**EXTRACTED INFORMATION**
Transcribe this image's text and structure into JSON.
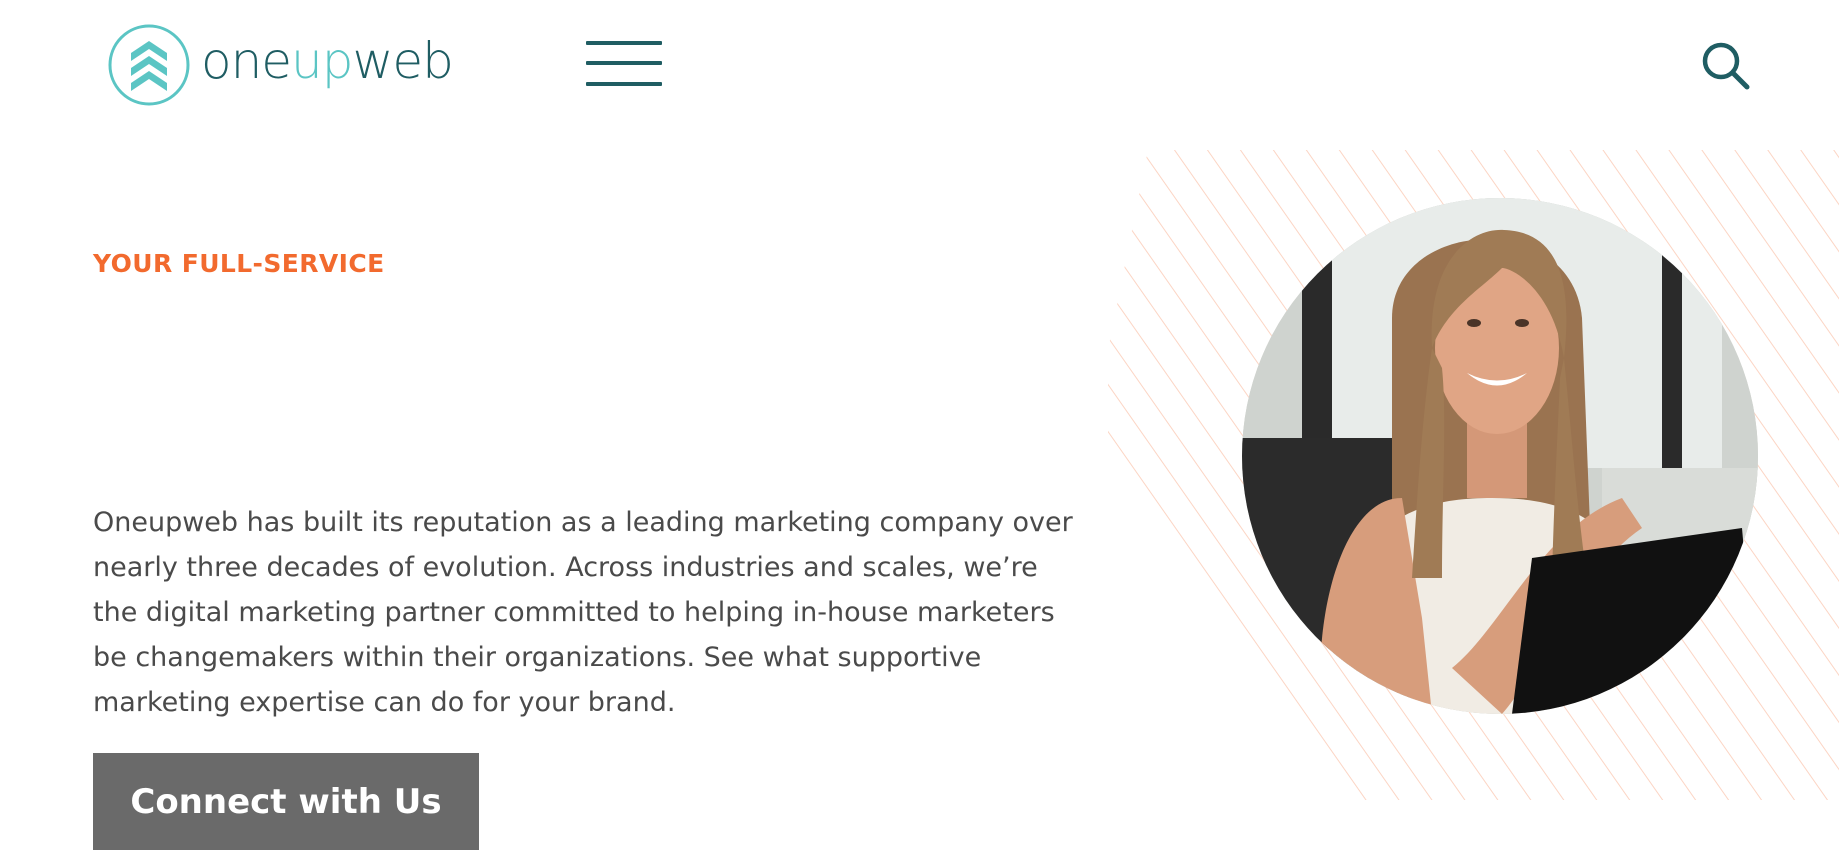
{
  "header": {
    "logo": {
      "parts": [
        "one",
        "up",
        "web"
      ],
      "colors": {
        "primary": "#1f5d63",
        "accent": "#5bc5c4"
      },
      "icon": "chevron-up-arrows-icon"
    },
    "menu_icon": "hamburger-menu-icon",
    "search_icon": "search-icon"
  },
  "hero": {
    "eyebrow": "YOUR FULL-SERVICE",
    "intro": "Oneupweb has built its reputation as a leading marketing company over nearly three decades of evolution. Across industries and scales, we’re the digital marketing partner committed to helping in-house marketers be changemakers within their organizations. See what supportive marketing expertise can do for your brand.",
    "cta_label": "Connect with Us",
    "image": "smiling-woman-at-laptop-photo"
  },
  "colors": {
    "eyebrow": "#f26a2e",
    "body_text": "#4a4a4a",
    "cta_background": "#6a6a6a",
    "stripe": "#fcd5c4",
    "brand_dark": "#1f5d63",
    "brand_light": "#5bc5c4"
  }
}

**PROBLEM**
Count the lines in which the string "image" appears, then report only that figure.

**THE SOLUTION**
2